DATA TO USE

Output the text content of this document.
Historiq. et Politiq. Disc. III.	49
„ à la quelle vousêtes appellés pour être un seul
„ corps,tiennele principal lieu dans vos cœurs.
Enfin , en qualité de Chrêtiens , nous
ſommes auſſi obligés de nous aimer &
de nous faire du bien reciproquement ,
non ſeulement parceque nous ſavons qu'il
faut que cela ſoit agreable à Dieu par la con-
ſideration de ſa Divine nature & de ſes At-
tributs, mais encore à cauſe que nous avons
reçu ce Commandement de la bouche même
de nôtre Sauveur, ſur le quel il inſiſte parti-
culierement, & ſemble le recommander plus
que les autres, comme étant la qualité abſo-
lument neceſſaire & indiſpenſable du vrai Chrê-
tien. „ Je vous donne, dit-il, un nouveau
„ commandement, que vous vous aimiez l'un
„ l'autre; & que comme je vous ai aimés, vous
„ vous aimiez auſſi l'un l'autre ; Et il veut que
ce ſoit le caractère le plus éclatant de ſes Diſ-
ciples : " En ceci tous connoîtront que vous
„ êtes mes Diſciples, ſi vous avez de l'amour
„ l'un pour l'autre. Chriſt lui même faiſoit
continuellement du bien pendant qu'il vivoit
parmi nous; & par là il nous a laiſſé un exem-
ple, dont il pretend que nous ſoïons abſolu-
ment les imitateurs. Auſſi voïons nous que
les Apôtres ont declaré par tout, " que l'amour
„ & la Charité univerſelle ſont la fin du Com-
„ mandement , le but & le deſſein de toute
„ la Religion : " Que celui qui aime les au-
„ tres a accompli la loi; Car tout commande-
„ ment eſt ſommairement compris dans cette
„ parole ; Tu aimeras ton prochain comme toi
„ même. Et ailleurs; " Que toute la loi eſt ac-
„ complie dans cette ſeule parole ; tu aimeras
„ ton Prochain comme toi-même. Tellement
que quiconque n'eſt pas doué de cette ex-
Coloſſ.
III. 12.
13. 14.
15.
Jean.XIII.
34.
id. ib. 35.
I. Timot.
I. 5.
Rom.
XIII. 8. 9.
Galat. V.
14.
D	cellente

TASK DETAILS
Only the number is wanted: how many lines contain the string "nous"?

TASK ANSWER
8